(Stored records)
-*-

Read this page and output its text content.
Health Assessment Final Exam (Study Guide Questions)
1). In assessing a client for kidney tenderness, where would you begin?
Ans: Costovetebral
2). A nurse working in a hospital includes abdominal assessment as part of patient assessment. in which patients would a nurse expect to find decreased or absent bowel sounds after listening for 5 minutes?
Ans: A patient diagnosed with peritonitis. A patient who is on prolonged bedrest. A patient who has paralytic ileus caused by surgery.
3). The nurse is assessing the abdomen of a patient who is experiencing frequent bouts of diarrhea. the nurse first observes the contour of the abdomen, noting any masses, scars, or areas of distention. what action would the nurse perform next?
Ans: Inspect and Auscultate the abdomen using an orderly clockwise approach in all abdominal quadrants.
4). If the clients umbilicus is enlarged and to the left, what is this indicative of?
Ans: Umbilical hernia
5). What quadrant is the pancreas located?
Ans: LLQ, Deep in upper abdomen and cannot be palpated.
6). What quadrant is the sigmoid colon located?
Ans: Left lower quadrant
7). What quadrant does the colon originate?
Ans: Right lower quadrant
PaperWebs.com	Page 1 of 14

-*-

:: Problem description ::
Starting from the first line above, copy the data through to the last line exactly.

:: Problem solution ::
Read this page and output its text content.
Health Assessment Final Exam (Study Guide Questions)
1). In assessing a client for kidney tenderness, where would you begin?
Ans: Costovetebral
2). A nurse working in a hospital includes abdominal assessment as part of patient assessment. in which patients would a nurse expect to find decreased or absent bowel sounds after listening for 5 minutes?
Ans: A patient diagnosed with peritonitis. A patient who is on prolonged bedrest. A patient who has paralytic ileus caused by surgery.
3). The nurse is assessing the abdomen of a patient who is experiencing frequent bouts of diarrhea. the nurse first observes the contour of the abdomen, noting any masses, scars, or areas of distention. what action would the nurse perform next?
Ans: Inspect and Auscultate the abdomen using an orderly clockwise approach in all abdominal quadrants.
4). If the clients umbilicus is enlarged and to the left, what is this indicative of?
Ans: Umbilical hernia
5). What quadrant is the pancreas located?
Ans: LLQ, Deep in upper abdomen and cannot be palpated.
6). What quadrant is the sigmoid colon located?
Ans: Left lower quadrant
7). What quadrant does the colon originate?
Ans: Right lower quadrant
PaperWebs.com	Page 1 of 14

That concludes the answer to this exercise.